MATERIAL:
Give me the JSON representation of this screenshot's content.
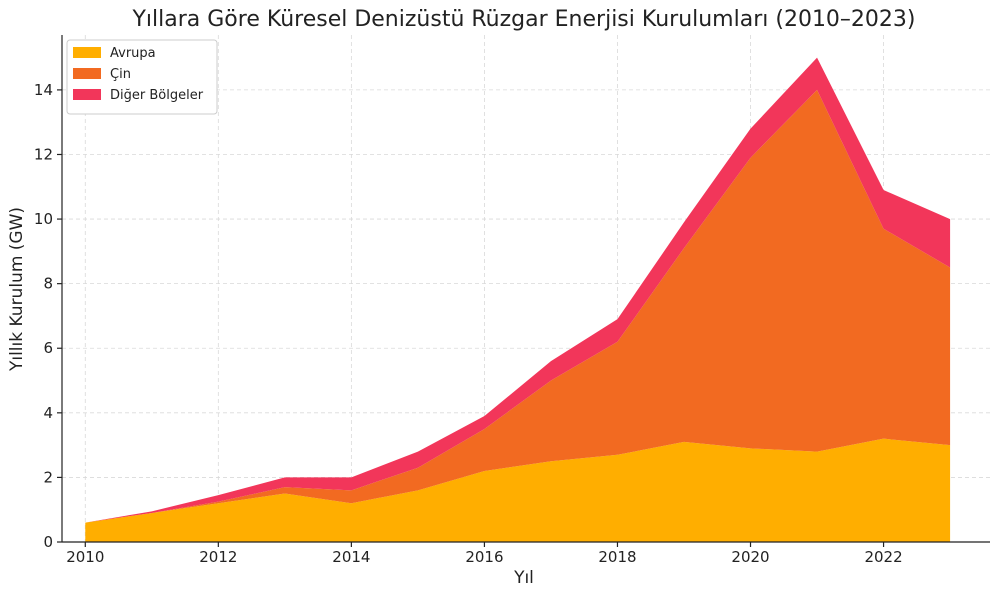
{
  "chart_data": {
    "type": "area",
    "stacked": true,
    "title": "Yıllara Göre Küresel Denizüstü Rüzgar Enerjisi Kurulumları (2010–2023)",
    "xlabel": "Yıl",
    "ylabel": "Yıllık Kurulum (GW)",
    "x": [
      2010,
      2011,
      2012,
      2013,
      2014,
      2015,
      2016,
      2017,
      2018,
      2019,
      2020,
      2021,
      2022,
      2023
    ],
    "series": [
      {
        "name": "Avrupa",
        "color": "#FFAE00",
        "values": [
          0.6,
          0.9,
          1.2,
          1.5,
          1.2,
          1.6,
          2.2,
          2.5,
          2.7,
          3.1,
          2.9,
          2.8,
          3.2,
          3.0
        ]
      },
      {
        "name": "Çin",
        "color": "#F26A21",
        "values": [
          0.0,
          0.0,
          0.05,
          0.2,
          0.4,
          0.7,
          1.3,
          2.5,
          3.5,
          6.0,
          9.0,
          11.2,
          6.5,
          5.5
        ]
      },
      {
        "name": "Diğer Bölgeler",
        "color": "#F2365A",
        "values": [
          0.0,
          0.05,
          0.2,
          0.3,
          0.4,
          0.5,
          0.4,
          0.6,
          0.7,
          0.8,
          0.9,
          1.0,
          1.2,
          1.5
        ]
      }
    ],
    "xlim": [
      2009.65,
      2023.6
    ],
    "ylim": [
      0,
      15.7
    ],
    "xticks": [
      2010,
      2012,
      2014,
      2016,
      2018,
      2020,
      2022
    ],
    "yticks": [
      0,
      2,
      4,
      6,
      8,
      10,
      12,
      14
    ],
    "grid": true,
    "legend_position": "top-left"
  }
}
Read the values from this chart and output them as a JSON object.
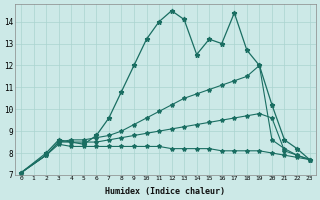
{
  "xlabel": "Humidex (Indice chaleur)",
  "background_color": "#cce9e7",
  "grid_color": "#aad4d0",
  "line_color": "#1a6e62",
  "xlim": [
    -0.5,
    23.5
  ],
  "ylim": [
    7,
    14.8
  ],
  "yticks": [
    7,
    8,
    9,
    10,
    11,
    12,
    13,
    14
  ],
  "xticks": [
    0,
    1,
    2,
    3,
    4,
    5,
    6,
    7,
    8,
    9,
    10,
    11,
    12,
    13,
    14,
    15,
    16,
    17,
    18,
    19,
    20,
    21,
    22,
    23
  ],
  "line1_x": [
    0,
    2,
    3,
    4,
    5,
    6,
    7,
    8,
    9,
    10,
    11,
    12,
    13,
    14,
    15,
    16,
    17,
    18,
    19,
    20,
    21,
    22,
    23
  ],
  "line1_y": [
    7.1,
    8.0,
    8.6,
    8.5,
    8.4,
    8.8,
    9.6,
    10.8,
    12.0,
    13.2,
    14.0,
    14.5,
    14.1,
    12.5,
    13.2,
    13.0,
    14.4,
    12.7,
    12.0,
    10.2,
    8.6,
    8.2,
    7.7
  ],
  "line2_x": [
    0,
    2,
    3,
    4,
    5,
    6,
    7,
    8,
    9,
    10,
    11,
    12,
    13,
    14,
    15,
    16,
    17,
    18,
    19,
    20,
    21,
    22,
    23
  ],
  "line2_y": [
    7.1,
    7.9,
    8.5,
    8.6,
    8.6,
    8.7,
    8.8,
    9.0,
    9.3,
    9.6,
    9.9,
    10.2,
    10.5,
    10.7,
    10.9,
    11.1,
    11.3,
    11.5,
    12.0,
    8.6,
    8.2,
    7.9,
    7.7
  ],
  "line3_x": [
    0,
    2,
    3,
    4,
    5,
    6,
    7,
    8,
    9,
    10,
    11,
    12,
    13,
    14,
    15,
    16,
    17,
    18,
    19,
    20,
    21,
    22,
    23
  ],
  "line3_y": [
    7.1,
    7.9,
    8.5,
    8.5,
    8.5,
    8.5,
    8.6,
    8.7,
    8.8,
    8.9,
    9.0,
    9.1,
    9.2,
    9.3,
    9.4,
    9.5,
    9.6,
    9.7,
    9.8,
    9.6,
    8.1,
    7.9,
    7.7
  ],
  "line4_x": [
    0,
    2,
    3,
    4,
    5,
    6,
    7,
    8,
    9,
    10,
    11,
    12,
    13,
    14,
    15,
    16,
    17,
    18,
    19,
    20,
    21,
    22,
    23
  ],
  "line4_y": [
    7.1,
    7.9,
    8.4,
    8.3,
    8.3,
    8.3,
    8.3,
    8.3,
    8.3,
    8.3,
    8.3,
    8.2,
    8.2,
    8.2,
    8.2,
    8.1,
    8.1,
    8.1,
    8.1,
    8.0,
    7.9,
    7.8,
    7.7
  ]
}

YOUR GOAL: Set down nothing but the lines from the one containing "Read the values" to the final line above, both included, with every picture left out.

RESPONSE FOR THIS EXERCISE:
Read the values from this chart and output them as a JSON object.
{
  "xlabel": "Humidex (Indice chaleur)",
  "background_color": "#cce9e7",
  "grid_color": "#aad4d0",
  "line_color": "#1a6e62",
  "xlim": [
    -0.5,
    23.5
  ],
  "ylim": [
    7,
    14.8
  ],
  "yticks": [
    7,
    8,
    9,
    10,
    11,
    12,
    13,
    14
  ],
  "xticks": [
    0,
    1,
    2,
    3,
    4,
    5,
    6,
    7,
    8,
    9,
    10,
    11,
    12,
    13,
    14,
    15,
    16,
    17,
    18,
    19,
    20,
    21,
    22,
    23
  ],
  "line1_x": [
    0,
    2,
    3,
    4,
    5,
    6,
    7,
    8,
    9,
    10,
    11,
    12,
    13,
    14,
    15,
    16,
    17,
    18,
    19,
    20,
    21,
    22,
    23
  ],
  "line1_y": [
    7.1,
    8.0,
    8.6,
    8.5,
    8.4,
    8.8,
    9.6,
    10.8,
    12.0,
    13.2,
    14.0,
    14.5,
    14.1,
    12.5,
    13.2,
    13.0,
    14.4,
    12.7,
    12.0,
    10.2,
    8.6,
    8.2,
    7.7
  ],
  "line2_x": [
    0,
    2,
    3,
    4,
    5,
    6,
    7,
    8,
    9,
    10,
    11,
    12,
    13,
    14,
    15,
    16,
    17,
    18,
    19,
    20,
    21,
    22,
    23
  ],
  "line2_y": [
    7.1,
    7.9,
    8.5,
    8.6,
    8.6,
    8.7,
    8.8,
    9.0,
    9.3,
    9.6,
    9.9,
    10.2,
    10.5,
    10.7,
    10.9,
    11.1,
    11.3,
    11.5,
    12.0,
    8.6,
    8.2,
    7.9,
    7.7
  ],
  "line3_x": [
    0,
    2,
    3,
    4,
    5,
    6,
    7,
    8,
    9,
    10,
    11,
    12,
    13,
    14,
    15,
    16,
    17,
    18,
    19,
    20,
    21,
    22,
    23
  ],
  "line3_y": [
    7.1,
    7.9,
    8.5,
    8.5,
    8.5,
    8.5,
    8.6,
    8.7,
    8.8,
    8.9,
    9.0,
    9.1,
    9.2,
    9.3,
    9.4,
    9.5,
    9.6,
    9.7,
    9.8,
    9.6,
    8.1,
    7.9,
    7.7
  ],
  "line4_x": [
    0,
    2,
    3,
    4,
    5,
    6,
    7,
    8,
    9,
    10,
    11,
    12,
    13,
    14,
    15,
    16,
    17,
    18,
    19,
    20,
    21,
    22,
    23
  ],
  "line4_y": [
    7.1,
    7.9,
    8.4,
    8.3,
    8.3,
    8.3,
    8.3,
    8.3,
    8.3,
    8.3,
    8.3,
    8.2,
    8.2,
    8.2,
    8.2,
    8.1,
    8.1,
    8.1,
    8.1,
    8.0,
    7.9,
    7.8,
    7.7
  ]
}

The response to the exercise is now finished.